_WHAT YOU ARE ASKED TO DO:_ From the entries below, copy out every line with "including" in it.

━━━ SUPPLIED RECORDS

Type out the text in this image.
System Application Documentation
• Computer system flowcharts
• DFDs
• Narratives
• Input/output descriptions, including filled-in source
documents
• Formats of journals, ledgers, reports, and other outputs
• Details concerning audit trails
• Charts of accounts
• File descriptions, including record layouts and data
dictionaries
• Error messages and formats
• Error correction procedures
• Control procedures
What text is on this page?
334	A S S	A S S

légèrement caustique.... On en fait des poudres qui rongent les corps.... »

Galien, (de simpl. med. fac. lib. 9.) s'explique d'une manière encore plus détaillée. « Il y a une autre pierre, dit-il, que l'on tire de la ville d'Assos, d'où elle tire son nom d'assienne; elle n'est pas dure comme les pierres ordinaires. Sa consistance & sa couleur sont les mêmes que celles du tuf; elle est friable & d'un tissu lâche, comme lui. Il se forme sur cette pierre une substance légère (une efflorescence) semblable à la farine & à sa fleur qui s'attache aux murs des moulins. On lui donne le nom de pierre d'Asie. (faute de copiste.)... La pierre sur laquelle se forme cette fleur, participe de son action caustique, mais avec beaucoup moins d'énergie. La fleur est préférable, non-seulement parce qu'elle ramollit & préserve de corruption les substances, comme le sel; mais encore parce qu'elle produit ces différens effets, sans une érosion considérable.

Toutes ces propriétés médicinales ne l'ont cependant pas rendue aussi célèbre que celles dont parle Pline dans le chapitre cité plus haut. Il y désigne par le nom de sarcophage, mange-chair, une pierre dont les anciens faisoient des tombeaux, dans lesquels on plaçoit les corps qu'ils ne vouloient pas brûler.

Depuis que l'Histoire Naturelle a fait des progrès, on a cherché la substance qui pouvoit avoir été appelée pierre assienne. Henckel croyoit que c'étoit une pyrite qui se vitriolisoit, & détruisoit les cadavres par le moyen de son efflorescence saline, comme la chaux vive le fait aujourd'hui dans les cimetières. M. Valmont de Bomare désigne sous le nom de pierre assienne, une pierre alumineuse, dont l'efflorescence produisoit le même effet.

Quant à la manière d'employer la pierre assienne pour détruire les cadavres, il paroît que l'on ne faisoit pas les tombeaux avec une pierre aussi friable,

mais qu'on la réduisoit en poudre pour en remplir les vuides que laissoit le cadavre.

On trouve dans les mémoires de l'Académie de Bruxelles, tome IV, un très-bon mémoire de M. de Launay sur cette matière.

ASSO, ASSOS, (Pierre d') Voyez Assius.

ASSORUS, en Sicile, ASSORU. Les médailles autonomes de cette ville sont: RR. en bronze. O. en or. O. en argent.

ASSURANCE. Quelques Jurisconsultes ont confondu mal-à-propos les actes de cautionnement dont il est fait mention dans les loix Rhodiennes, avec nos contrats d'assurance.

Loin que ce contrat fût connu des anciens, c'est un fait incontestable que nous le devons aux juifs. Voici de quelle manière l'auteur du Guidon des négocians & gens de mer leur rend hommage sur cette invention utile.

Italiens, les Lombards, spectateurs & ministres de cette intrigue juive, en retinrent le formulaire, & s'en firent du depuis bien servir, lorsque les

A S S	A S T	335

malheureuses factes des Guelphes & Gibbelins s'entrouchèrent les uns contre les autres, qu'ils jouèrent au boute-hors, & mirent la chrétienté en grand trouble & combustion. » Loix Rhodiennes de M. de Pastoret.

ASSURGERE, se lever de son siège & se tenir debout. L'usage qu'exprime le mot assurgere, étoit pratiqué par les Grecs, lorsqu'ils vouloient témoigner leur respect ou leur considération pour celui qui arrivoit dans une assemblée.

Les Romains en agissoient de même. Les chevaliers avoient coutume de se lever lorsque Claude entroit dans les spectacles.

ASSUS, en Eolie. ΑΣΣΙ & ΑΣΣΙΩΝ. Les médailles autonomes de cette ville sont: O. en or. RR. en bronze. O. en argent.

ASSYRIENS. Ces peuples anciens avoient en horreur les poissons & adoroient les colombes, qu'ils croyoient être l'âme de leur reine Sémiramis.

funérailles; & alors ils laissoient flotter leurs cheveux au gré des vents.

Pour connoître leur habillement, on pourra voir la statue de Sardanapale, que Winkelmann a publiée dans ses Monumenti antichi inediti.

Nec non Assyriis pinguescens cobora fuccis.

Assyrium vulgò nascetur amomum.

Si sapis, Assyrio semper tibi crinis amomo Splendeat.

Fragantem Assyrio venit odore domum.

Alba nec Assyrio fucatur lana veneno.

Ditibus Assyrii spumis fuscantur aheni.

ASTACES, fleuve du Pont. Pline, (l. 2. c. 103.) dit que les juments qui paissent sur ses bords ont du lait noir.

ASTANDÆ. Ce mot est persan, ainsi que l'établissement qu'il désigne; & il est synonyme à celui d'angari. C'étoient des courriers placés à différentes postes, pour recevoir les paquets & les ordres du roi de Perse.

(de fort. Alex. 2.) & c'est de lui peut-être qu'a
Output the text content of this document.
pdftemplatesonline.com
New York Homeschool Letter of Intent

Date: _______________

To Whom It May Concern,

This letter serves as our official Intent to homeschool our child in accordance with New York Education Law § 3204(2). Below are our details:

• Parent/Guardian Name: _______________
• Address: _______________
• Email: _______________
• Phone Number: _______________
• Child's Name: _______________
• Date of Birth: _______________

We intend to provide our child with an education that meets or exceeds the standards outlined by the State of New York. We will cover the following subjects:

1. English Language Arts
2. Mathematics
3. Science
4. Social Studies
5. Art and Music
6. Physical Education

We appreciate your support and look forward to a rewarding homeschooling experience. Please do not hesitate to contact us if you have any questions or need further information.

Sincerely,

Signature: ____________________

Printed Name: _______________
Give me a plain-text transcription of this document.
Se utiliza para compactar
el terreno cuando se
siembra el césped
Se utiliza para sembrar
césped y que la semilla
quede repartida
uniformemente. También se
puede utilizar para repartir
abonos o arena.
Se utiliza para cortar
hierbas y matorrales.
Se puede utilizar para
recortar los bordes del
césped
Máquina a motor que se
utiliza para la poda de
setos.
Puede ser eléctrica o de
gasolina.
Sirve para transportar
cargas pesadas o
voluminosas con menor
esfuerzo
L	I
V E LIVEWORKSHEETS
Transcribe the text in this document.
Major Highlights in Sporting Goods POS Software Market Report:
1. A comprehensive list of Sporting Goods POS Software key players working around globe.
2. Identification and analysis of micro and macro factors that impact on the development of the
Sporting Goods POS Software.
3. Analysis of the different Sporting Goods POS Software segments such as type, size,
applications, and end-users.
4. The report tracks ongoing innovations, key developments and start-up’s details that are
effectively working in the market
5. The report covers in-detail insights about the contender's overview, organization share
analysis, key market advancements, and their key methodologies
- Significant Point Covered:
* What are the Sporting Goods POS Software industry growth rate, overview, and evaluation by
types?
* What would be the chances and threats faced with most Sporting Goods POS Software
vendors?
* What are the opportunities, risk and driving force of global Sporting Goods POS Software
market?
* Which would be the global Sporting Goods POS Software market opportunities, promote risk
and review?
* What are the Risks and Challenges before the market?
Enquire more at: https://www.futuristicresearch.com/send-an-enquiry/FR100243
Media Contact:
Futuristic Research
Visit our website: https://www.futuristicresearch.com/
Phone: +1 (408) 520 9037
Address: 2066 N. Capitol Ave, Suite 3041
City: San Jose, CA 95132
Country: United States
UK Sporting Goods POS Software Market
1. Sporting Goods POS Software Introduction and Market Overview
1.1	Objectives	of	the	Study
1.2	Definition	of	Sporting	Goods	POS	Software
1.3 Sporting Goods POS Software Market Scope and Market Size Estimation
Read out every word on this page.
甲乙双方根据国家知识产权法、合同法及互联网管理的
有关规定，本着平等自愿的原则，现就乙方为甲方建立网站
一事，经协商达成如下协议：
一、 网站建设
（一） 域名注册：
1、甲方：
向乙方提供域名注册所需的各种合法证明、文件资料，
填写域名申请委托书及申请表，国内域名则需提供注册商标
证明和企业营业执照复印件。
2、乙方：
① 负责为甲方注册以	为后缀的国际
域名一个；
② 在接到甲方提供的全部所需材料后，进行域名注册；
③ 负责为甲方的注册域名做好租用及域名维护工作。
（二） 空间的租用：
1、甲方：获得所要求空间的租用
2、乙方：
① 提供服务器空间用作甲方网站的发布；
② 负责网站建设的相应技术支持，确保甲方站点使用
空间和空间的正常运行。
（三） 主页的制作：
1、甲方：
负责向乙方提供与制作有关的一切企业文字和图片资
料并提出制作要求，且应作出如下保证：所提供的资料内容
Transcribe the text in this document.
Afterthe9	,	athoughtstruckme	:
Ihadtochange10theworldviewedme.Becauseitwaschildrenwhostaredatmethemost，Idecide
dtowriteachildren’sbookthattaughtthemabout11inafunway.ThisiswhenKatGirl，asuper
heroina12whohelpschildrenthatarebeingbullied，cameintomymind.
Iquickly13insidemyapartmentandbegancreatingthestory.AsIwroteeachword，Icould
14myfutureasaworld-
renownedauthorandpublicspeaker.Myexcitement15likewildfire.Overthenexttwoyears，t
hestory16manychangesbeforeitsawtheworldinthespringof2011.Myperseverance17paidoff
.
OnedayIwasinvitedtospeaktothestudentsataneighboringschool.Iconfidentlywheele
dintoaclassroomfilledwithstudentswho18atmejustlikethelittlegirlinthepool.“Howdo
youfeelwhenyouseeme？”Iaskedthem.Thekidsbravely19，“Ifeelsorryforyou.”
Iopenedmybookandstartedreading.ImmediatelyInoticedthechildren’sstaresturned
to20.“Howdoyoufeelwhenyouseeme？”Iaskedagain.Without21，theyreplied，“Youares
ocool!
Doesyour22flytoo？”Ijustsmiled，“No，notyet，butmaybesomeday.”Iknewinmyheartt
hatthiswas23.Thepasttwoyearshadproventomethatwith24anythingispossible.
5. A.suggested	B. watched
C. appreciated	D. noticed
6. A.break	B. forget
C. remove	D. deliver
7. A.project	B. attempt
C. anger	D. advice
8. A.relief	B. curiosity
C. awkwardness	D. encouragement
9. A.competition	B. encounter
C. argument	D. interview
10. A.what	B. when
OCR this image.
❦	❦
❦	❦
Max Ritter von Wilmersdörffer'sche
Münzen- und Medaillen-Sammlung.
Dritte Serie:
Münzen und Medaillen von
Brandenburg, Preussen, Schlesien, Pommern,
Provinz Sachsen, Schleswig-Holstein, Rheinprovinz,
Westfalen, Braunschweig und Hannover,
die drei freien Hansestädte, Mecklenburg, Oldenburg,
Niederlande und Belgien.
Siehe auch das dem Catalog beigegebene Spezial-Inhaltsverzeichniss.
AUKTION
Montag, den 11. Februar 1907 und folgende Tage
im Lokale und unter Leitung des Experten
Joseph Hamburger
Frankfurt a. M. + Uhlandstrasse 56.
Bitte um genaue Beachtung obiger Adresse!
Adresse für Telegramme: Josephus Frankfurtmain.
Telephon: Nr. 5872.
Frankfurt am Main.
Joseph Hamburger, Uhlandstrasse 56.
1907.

━━━━━━

_RESULT OF THIS TASK:_
• Input/output descriptions, including filled-in source
• File descriptions, including record layouts and data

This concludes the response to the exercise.